STATED TASK >>
Say how many lines of these entries include the word "title", and answer with the number alone.

Start RECORDS TO USE

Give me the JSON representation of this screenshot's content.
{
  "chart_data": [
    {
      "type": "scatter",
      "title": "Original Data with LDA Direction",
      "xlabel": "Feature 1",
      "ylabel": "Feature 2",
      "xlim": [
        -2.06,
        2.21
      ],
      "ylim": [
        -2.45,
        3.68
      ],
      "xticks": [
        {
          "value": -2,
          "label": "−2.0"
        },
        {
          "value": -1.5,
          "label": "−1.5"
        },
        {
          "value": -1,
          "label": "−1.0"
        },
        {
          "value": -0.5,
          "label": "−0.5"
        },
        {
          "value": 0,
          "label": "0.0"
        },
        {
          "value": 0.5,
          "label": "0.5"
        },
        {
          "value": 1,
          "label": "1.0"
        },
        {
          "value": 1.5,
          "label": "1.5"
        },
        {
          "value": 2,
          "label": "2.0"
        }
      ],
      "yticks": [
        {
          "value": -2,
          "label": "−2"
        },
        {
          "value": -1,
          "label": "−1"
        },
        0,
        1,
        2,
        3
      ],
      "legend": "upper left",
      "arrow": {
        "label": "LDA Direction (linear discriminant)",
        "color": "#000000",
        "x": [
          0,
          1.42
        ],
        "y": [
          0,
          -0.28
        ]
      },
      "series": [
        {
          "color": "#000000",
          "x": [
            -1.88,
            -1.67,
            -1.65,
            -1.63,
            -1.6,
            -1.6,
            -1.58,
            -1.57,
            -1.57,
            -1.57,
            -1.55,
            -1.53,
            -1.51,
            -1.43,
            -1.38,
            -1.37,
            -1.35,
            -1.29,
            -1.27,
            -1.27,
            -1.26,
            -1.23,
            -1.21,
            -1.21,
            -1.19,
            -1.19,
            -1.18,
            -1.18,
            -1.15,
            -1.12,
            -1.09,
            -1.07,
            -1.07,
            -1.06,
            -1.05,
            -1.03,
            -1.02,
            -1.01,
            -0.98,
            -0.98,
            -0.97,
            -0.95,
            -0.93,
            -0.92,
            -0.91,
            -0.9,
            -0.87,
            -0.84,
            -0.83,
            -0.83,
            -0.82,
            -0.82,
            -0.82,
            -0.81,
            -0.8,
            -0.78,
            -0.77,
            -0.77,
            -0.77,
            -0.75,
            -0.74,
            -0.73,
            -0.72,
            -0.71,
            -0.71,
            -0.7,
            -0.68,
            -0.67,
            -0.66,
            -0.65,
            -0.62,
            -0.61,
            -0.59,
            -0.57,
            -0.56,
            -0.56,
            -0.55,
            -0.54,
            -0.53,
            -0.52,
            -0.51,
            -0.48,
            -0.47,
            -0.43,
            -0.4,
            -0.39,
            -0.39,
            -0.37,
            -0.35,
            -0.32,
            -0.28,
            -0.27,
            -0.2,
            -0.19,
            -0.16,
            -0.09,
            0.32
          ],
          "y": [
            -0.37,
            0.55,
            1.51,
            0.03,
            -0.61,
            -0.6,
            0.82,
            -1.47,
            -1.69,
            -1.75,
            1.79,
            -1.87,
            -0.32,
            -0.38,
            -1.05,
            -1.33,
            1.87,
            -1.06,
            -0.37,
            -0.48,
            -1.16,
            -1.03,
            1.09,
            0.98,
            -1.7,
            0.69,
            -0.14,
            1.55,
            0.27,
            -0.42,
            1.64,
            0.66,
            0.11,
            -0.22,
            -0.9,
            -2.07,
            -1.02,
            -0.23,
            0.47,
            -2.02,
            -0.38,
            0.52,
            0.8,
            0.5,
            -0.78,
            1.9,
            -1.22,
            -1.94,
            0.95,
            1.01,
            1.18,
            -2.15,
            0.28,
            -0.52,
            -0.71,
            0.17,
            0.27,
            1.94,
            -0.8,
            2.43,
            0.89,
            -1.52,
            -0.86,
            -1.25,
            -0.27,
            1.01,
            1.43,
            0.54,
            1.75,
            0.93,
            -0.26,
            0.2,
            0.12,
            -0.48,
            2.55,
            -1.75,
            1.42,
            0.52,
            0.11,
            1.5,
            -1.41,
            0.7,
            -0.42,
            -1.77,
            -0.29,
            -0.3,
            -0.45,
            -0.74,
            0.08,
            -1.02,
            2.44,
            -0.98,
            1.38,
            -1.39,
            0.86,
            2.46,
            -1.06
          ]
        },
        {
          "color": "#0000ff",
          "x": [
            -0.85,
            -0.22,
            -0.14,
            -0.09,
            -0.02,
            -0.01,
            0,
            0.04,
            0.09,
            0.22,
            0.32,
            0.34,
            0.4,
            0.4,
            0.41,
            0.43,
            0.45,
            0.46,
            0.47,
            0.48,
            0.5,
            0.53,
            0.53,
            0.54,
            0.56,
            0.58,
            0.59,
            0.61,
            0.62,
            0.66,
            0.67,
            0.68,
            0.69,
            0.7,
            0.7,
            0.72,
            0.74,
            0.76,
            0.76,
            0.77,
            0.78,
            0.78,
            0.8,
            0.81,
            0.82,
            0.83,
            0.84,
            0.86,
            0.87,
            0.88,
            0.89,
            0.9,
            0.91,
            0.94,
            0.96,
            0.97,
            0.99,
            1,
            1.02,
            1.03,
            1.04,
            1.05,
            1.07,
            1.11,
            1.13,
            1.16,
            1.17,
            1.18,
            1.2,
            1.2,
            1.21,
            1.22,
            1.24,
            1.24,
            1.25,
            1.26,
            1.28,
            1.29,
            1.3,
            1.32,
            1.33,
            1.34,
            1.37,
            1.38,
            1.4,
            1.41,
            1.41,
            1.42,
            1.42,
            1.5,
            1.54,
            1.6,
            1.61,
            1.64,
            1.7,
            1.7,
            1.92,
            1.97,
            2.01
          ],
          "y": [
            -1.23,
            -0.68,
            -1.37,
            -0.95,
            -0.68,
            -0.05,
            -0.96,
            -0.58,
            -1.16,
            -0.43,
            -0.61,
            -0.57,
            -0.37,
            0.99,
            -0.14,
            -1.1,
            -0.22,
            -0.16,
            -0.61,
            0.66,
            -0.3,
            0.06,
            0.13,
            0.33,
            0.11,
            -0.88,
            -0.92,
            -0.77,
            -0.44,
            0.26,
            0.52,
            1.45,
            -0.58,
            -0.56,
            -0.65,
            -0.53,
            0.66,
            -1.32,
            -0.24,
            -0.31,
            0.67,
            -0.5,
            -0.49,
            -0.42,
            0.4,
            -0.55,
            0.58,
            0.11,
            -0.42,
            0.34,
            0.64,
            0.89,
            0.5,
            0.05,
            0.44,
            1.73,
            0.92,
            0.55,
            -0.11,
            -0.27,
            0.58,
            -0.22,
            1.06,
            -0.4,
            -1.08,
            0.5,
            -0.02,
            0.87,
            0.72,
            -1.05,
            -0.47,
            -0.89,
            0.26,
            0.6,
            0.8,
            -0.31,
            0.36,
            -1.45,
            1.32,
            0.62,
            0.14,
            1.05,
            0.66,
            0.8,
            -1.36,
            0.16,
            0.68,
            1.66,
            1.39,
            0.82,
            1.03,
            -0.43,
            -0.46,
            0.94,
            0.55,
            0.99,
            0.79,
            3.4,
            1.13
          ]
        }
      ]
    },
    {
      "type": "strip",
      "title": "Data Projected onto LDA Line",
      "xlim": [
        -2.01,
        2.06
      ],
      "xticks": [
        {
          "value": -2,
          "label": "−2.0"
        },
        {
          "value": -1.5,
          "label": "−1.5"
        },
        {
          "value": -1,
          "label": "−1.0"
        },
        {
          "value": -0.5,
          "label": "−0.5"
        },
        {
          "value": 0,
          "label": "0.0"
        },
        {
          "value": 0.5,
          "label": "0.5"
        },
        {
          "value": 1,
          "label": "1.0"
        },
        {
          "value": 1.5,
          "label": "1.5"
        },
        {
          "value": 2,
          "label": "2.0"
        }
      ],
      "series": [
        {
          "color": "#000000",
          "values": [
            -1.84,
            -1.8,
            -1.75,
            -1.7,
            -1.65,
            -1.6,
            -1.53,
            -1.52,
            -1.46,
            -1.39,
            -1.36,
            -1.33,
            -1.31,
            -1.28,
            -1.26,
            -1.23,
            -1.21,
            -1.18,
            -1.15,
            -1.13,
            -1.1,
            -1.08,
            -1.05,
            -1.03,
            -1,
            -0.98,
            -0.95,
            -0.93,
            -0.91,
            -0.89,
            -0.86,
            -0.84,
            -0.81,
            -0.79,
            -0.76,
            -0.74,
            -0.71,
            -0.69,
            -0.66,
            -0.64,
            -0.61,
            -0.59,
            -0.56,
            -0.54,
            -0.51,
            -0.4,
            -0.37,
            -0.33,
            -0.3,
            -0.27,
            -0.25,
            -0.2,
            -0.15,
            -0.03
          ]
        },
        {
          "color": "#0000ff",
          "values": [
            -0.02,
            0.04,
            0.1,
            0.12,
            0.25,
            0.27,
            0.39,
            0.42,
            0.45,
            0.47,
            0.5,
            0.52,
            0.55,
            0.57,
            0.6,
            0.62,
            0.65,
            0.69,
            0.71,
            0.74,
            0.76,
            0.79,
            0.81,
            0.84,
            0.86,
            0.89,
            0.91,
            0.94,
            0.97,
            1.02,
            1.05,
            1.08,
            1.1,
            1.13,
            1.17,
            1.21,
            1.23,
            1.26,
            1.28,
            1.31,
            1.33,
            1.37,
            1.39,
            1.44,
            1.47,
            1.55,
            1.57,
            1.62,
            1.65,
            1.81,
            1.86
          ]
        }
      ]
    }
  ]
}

End RECORDS TO USE

WRITTEN RESPONSE >>
2